**Instructions to follow**
All lines holding the string "Number" are to be shown.
*-*-*
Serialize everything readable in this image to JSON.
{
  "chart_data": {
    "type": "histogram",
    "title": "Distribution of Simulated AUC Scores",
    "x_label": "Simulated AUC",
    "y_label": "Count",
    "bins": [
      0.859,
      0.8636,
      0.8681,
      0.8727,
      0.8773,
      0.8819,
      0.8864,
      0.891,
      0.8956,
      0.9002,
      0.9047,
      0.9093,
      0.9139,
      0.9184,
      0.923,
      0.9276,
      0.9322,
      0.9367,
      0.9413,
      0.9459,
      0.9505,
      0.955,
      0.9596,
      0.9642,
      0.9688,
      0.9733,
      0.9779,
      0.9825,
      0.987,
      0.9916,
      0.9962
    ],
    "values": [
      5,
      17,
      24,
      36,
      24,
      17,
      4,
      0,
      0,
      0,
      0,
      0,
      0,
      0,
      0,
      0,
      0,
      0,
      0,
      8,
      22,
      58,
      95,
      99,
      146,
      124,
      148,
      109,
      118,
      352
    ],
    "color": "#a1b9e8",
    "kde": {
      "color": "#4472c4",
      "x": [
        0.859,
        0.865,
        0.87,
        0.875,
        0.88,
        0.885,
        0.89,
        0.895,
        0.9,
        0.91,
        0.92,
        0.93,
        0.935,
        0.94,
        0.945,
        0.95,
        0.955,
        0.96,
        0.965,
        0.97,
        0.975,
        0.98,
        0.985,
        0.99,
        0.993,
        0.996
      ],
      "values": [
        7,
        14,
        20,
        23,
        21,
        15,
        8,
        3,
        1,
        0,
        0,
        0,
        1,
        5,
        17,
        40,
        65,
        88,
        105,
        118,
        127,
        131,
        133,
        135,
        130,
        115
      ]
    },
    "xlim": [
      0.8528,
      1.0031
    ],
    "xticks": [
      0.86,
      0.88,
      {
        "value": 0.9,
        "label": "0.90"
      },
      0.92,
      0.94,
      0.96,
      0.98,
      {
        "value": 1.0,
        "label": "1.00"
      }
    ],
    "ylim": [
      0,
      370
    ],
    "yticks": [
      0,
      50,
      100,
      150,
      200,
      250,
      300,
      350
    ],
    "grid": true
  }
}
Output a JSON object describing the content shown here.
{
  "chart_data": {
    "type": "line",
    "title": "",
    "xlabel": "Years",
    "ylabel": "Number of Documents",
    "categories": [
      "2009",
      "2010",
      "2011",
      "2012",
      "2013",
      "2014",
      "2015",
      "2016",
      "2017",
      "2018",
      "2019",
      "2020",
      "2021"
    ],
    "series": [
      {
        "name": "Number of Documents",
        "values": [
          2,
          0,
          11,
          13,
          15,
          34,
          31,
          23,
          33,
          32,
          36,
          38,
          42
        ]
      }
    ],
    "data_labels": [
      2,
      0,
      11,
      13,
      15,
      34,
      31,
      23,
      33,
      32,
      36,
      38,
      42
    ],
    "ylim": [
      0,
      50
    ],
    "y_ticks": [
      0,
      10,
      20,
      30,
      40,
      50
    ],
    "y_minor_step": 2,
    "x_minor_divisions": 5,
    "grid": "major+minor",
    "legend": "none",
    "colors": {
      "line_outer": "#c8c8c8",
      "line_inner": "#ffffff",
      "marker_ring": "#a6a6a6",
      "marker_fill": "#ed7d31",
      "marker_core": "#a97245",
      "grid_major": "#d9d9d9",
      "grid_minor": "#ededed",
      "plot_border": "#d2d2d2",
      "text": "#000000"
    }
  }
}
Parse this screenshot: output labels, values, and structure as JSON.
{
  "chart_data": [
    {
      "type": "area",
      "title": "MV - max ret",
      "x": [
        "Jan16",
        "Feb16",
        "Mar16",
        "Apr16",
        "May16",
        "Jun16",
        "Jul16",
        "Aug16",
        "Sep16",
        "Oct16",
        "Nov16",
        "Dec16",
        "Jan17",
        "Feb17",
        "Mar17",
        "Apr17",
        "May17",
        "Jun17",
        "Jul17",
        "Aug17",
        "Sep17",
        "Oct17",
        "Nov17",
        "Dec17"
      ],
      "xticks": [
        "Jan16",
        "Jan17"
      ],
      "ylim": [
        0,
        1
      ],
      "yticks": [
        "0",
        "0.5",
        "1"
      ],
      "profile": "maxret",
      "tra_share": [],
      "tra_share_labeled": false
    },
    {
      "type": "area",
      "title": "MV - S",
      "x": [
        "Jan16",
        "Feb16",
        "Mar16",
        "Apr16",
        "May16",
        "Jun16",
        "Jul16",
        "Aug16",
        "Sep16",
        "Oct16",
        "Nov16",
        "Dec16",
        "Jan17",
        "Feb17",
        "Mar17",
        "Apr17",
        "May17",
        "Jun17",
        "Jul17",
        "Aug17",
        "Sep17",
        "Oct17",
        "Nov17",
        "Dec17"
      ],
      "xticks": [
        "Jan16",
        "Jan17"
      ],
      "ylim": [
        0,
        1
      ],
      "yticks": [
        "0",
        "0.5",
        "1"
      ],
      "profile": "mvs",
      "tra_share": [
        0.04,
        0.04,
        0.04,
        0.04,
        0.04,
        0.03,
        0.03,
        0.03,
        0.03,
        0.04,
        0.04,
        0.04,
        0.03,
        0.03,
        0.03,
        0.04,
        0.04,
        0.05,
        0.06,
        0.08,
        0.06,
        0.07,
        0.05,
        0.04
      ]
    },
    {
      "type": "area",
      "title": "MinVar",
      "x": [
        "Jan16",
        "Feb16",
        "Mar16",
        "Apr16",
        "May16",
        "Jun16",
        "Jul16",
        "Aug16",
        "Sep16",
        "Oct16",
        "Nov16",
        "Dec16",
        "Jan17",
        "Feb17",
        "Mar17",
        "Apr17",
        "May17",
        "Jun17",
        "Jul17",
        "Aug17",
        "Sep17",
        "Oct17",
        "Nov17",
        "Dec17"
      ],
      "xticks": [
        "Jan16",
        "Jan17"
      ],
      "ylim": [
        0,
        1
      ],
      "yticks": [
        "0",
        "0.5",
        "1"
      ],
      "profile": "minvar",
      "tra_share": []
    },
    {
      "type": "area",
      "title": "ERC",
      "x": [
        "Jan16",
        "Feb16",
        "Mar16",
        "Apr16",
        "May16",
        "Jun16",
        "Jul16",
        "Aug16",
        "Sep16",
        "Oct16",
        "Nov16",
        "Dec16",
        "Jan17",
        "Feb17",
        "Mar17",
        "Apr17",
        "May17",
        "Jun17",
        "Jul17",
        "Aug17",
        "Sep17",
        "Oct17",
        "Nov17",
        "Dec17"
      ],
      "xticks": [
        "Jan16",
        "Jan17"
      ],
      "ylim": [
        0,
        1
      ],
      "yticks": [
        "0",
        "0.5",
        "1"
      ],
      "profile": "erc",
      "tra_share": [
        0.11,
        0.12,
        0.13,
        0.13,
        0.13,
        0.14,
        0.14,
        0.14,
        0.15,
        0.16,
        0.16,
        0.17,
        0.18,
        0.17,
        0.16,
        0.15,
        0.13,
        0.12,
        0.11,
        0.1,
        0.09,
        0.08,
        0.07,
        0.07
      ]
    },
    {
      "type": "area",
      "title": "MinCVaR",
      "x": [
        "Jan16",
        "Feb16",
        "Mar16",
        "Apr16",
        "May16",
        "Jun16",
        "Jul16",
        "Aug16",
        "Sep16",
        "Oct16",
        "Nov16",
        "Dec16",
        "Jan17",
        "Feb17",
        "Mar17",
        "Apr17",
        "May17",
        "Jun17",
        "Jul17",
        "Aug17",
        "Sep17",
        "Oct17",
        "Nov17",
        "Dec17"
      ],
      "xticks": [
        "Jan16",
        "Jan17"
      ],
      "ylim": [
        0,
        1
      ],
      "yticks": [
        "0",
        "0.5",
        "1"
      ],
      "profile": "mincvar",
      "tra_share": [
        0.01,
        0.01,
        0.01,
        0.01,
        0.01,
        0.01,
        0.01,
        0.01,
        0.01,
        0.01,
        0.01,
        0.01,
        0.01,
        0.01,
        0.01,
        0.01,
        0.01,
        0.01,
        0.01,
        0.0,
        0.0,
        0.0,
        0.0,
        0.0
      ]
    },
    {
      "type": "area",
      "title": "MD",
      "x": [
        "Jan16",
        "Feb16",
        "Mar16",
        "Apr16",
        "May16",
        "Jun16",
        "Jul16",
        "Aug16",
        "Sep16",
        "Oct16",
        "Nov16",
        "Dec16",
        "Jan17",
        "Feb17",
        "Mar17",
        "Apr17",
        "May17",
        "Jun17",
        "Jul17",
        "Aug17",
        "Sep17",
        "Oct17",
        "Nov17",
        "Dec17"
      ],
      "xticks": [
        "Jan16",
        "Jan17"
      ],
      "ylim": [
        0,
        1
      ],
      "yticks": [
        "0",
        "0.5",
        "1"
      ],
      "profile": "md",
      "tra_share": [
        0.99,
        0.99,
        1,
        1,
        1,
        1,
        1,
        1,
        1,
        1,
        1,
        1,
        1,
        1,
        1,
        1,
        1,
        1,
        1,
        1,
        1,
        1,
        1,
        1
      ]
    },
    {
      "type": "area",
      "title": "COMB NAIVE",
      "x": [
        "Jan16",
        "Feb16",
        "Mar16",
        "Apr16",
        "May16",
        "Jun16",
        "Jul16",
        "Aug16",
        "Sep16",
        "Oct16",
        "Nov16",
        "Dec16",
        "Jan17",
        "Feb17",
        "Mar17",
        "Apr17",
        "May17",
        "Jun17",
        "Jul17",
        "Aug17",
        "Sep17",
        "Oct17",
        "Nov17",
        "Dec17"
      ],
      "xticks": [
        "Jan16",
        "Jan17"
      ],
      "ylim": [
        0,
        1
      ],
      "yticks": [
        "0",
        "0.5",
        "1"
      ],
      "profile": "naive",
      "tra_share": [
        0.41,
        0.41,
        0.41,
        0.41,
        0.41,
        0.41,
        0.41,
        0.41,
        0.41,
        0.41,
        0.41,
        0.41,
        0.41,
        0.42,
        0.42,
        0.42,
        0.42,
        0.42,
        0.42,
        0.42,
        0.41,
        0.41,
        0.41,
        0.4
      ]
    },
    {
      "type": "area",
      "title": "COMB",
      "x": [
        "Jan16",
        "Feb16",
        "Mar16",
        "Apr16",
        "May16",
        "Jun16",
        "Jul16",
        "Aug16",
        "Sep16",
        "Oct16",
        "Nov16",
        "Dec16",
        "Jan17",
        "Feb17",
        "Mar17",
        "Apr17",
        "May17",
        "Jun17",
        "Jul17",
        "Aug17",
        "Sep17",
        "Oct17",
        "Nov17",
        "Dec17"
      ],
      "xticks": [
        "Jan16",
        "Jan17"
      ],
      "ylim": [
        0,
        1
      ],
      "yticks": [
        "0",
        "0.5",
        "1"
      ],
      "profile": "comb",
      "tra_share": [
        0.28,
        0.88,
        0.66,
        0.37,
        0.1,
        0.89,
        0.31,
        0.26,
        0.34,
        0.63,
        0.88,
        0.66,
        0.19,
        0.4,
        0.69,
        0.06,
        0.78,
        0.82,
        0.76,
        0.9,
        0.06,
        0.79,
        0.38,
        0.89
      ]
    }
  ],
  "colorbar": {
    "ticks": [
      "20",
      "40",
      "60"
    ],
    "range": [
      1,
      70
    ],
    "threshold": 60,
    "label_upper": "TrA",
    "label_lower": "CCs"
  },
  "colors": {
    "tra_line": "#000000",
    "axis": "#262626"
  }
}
*-*-*
**Exercise output**
    "ylabel": "Number of Documents",
        "name": "Number of Documents",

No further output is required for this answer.